Dataset excerpts>
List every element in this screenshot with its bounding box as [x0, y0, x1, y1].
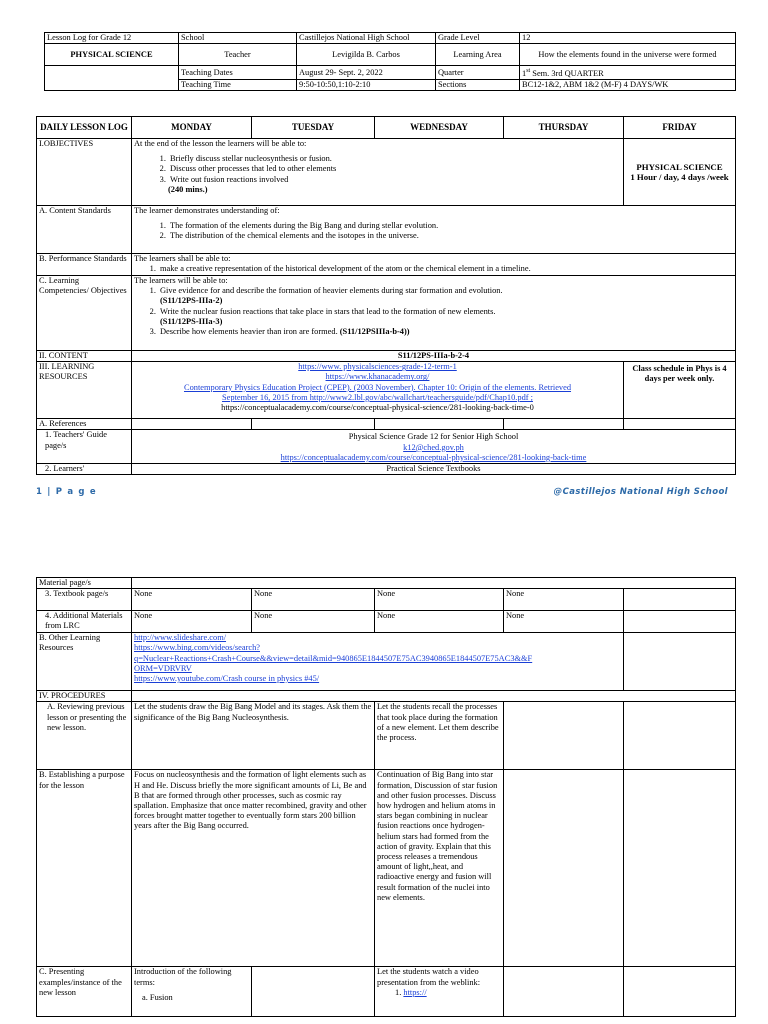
other-link[interactable]: https://www.youtube.com/Crash course in physics #45/	[134, 674, 320, 684]
additional-materials-label: 4. Additional Materials from LRC	[37, 611, 132, 633]
procedures-cell	[132, 691, 736, 702]
material-label: Material page/s	[37, 578, 132, 589]
sections-value: BC12-1&2, ABM 1&2 (M-F) 4 DAYS/WK	[520, 80, 736, 91]
teacher-label: Teacher	[179, 44, 297, 66]
teacher-name: Levigilda B. Carbos	[297, 44, 436, 66]
content-standards-label: A. Content Standards	[37, 206, 132, 254]
quarter-value: 1st Sem. 3rd QUARTER	[520, 66, 736, 80]
header-table	[44, 32, 736, 91]
ref-cell	[375, 419, 504, 430]
content-standard-item: 1. The formation of the elements during the Big Bang and during stellar evolution.	[168, 221, 733, 231]
page-number: 1 | P a g e	[36, 487, 97, 497]
teachers-guide-label: 1. Teachers' Guide page/s	[37, 430, 132, 464]
school-name: Castillejos National High School	[297, 33, 436, 44]
learning-resources-content	[132, 362, 624, 419]
resource-text: https://conceptualacademy.com/course/conceptual-physical-science/281-looking-back-time-0	[221, 403, 534, 413]
objectives-content: At the end of the lesson the learners will be able to: 1. Briefly discuss stellar nucleosynthesis or fusion. 2. Discuss other processes that led to other elements 3. Write out fusion reactions involved (240 mins.)	[132, 139, 624, 206]
friday-objectives-cell: PHYSICAL SCIENCE 1 Hour / day, 4 days /week	[624, 139, 736, 206]
reviewing-label: A. Reviewing previous lesson or presenting the new lesson.	[37, 702, 132, 770]
additional-tue: None	[252, 611, 375, 633]
performance-standard-item: 1. make a creative representation of the historical development of the atom or the chemical element in a timeline.	[158, 264, 733, 274]
textbook-tue: None	[252, 589, 375, 611]
textbook-label: 3. Textbook page/s	[37, 589, 132, 611]
ref-cell	[132, 419, 252, 430]
teaching-time-label: Teaching Time	[179, 80, 297, 91]
presenting-mon: Introduction of the following terms: a. Fusion	[132, 967, 252, 1017]
competency-item: 1. Give evidence for and describe the formation of heavier elements during star formation and evolution. (S11/12PS-IIIa-2)	[158, 286, 733, 306]
teachers-guide-content: Physical Science Grade 12 for Senior High School k12@ched.gov.ph https://conceptualacademy.com/course/conceptual-physical-science/281-looking-back-time	[132, 430, 736, 464]
day-thursday: THURSDAY	[504, 117, 624, 139]
content-label: II. CONTENT	[37, 351, 132, 362]
ref-cell	[504, 419, 624, 430]
other-fri	[624, 633, 736, 691]
objective-item: 2. Discuss other processes that led to other elements	[168, 164, 621, 174]
other-link[interactable]: ORM=VDRVRV	[134, 663, 192, 673]
page-footer	[36, 487, 728, 499]
teaching-dates-value: August 29- Sept. 2, 2022	[297, 66, 436, 80]
learning-area-label: Learning Area	[436, 44, 520, 66]
reviewing-mon: Let the students draw the Big Bang Model and its stages. Ask them the significance of the Big Bang Nucleosynthesis.	[132, 702, 375, 770]
objectives-duration: (240 mins.)	[168, 184, 208, 194]
presenting-tue	[252, 967, 375, 1017]
lesson-log-label: Lesson Log for Grade 12	[45, 33, 179, 44]
resource-link[interactable]: https://www.khanacademy.org/	[325, 372, 430, 382]
friday-resources-note: Class schedule in Phys is 4 days per week only.	[624, 362, 736, 419]
competencies-label: C. Learning Competencies/ Objectives	[37, 276, 132, 351]
content-standards-content: The learner demonstrates understanding of: 1. The formation of the elements during the Big Bang and during stellar evolution. 2. The distribution of the chemical elements and the isotopes in the universe.	[132, 206, 736, 254]
resource-link[interactable]: Contemporary Physics Education Project (CPEP). (2003 November). Chapter 10: Origin of the elements. Retrieved	[183, 382, 572, 392]
resource-link[interactable]: September 16, 2015 from http://www2.lbl.gov/abc/wallchart/teachersguide/pdf/Chap10.pdf ;	[222, 392, 533, 402]
competency-item: 3. Describe how elements heavier than iron are formed. (S11/12PSIIIa-b-4))	[158, 327, 733, 337]
learners-content: Practical Science Textbooks	[132, 464, 736, 475]
additional-fri	[624, 611, 736, 633]
video-link[interactable]: https://	[403, 987, 427, 997]
purpose-thu	[504, 770, 624, 967]
references-label: A. References	[37, 419, 132, 430]
purpose-mon: Focus on nucleosynthesis and the formation of light elements such as H and He. Discuss briefly the more significant amounts of Li, Be and B that are formed through other processes, such as cosmic ray spallation. Emphasize that once matter recombined, gravity and other forces brought matter together to eventually form stars 200 billion years after the Big Bang occurred.	[132, 770, 375, 967]
learning-area-value: How the elements found in the universe were formed	[520, 44, 736, 66]
reviewing-fri	[624, 702, 736, 770]
header-blank-cell	[45, 66, 179, 91]
presenting-wed: Let the students watch a video presentation from the weblink: 1. https://	[375, 967, 504, 1017]
additional-thu: None	[504, 611, 624, 633]
objective-item: 3. Write out fusion reactions involved	[168, 175, 621, 185]
other-resources-content	[132, 633, 624, 691]
purpose-fri	[624, 770, 736, 967]
purpose-label: B. Establishing a purpose for the lesson	[37, 770, 132, 967]
footer-school: @Castillejos National High School	[553, 487, 728, 497]
grade-level-value: 12	[520, 33, 736, 44]
other-link[interactable]: http://www.slideshare.com/	[134, 633, 227, 643]
daily-lesson-log-table	[36, 116, 736, 475]
performance-standards-content: The learners shall be able to: 1. make a creative representation of the historical development of the atom or the chemical element in a timeline.	[132, 254, 736, 276]
performance-standards-label: B. Performance Standards	[37, 254, 132, 276]
resource-link[interactable]: https://www. physicalsciences-grade-12-term-1	[298, 362, 457, 372]
textbook-mon: None	[132, 589, 252, 611]
day-tuesday: TUESDAY	[252, 117, 375, 139]
objective-item: 1. Briefly discuss stellar nucleosynthesis or fusion.	[168, 154, 621, 164]
content-standard-item: 2. The distribution of the chemical elements and the isotopes in the universe.	[168, 231, 733, 241]
daily-lesson-log-label: DAILY LESSON LOG	[37, 117, 132, 139]
textbook-wed: None	[375, 589, 504, 611]
material-cell	[132, 578, 736, 589]
tg-link[interactable]: https://conceptualacademy.com/course/conceptual-physical-science/281-looking-back-time	[280, 452, 587, 462]
ref-cell	[252, 419, 375, 430]
purpose-wed: Continuation of Big Bang into star formation, Discussion of star fusion and other fusion processes. Discuss how hydrogen and helium atoms in stars began combining in nuclear fusion reactions once hydrogen-helium stars had formed from the action of gravity. Explain that this process releases a tremendous amount of light,,heat, and radioactive energy and fusion will result formation of the nuclei into new elements.	[375, 770, 504, 967]
teaching-time-value: 9:50-10:50,1:10-2:10	[297, 80, 436, 91]
day-friday: FRIDAY	[624, 117, 736, 139]
additional-mon: None	[132, 611, 252, 633]
reviewing-thu	[504, 702, 624, 770]
content-value: S11/12PS-IIIa-b-2-4	[132, 351, 736, 362]
teaching-dates-label: Teaching Dates	[179, 66, 297, 80]
presenting-label: C. Presenting examples/instance of the new lesson	[37, 967, 132, 1017]
learning-resources-label: III. LEARNING RESOURCES	[37, 362, 132, 419]
additional-wed: None	[375, 611, 504, 633]
competency-item: 2. Write the nuclear fusion reactions that take place in stars that lead to the formation of new elements. (S11/12PS-IIIa-3)	[158, 307, 733, 327]
sections-label: Sections	[436, 80, 520, 91]
textbook-fri	[624, 589, 736, 611]
competencies-content: The learners will be able to: 1. Give evidence for and describe the formation of heavier elements during star formation and evolution. (S11/12PS-IIIa-2) 2. Write the nuclear fusion reactions that take place in stars that lead to the formation of new elements. (S11/12PS-IIIa-3) 3. Describe how elements heavier than iron are formed. (S11/12PSIIIa-b-4))	[132, 276, 736, 351]
tg-link[interactable]: k12@ched.gov.ph	[403, 442, 464, 452]
other-link[interactable]: q=Nuclear+Reactions+Crash+Course&&view=detail&mid=940865E1844507E75AC3940865E1844507E75AC3&&F	[134, 653, 533, 663]
presenting-thu	[504, 967, 624, 1017]
subject-title: PHYSICAL SCIENCE	[45, 44, 179, 66]
reviewing-wed: Let the students recall the processes that took place during the formation of a new element. Let them describe the process.	[375, 702, 504, 770]
day-wednesday: WEDNESDAY	[375, 117, 504, 139]
ref-cell	[624, 419, 736, 430]
presenting-fri	[624, 967, 736, 1017]
learners-label: 2. Learners'	[37, 464, 132, 475]
day-monday: MONDAY	[132, 117, 252, 139]
objectives-label: I.OBJECTIVES	[37, 139, 132, 206]
other-link[interactable]: https://www.bing.com/videos/search?	[134, 643, 260, 653]
quarter-label: Quarter	[436, 66, 520, 80]
procedures-label: IV. PROCEDURES	[37, 691, 132, 702]
school-label: School	[179, 33, 297, 44]
grade-level-label: Grade Level	[436, 33, 520, 44]
other-resources-label: B. Other Learning Resources	[37, 633, 132, 691]
textbook-thu: None	[504, 589, 624, 611]
page2-table	[36, 577, 736, 1017]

The exercise>
Copy out the lines from the one containing "other-link[interactable]: https://www.youtube.com/Crash course" through the one containing "578, 132, 589]", including both of those lines, and nothing else.

Task response>
other-link[interactable]: https://www.youtube.com/Crash course in physics #45/	[134, 674, 320, 684]
additional-materials-label: 4. Additional Materials from LRC	[37, 611, 132, 633]
procedures-cell	[132, 691, 736, 702]
material-label: Material page/s	[37, 578, 132, 589]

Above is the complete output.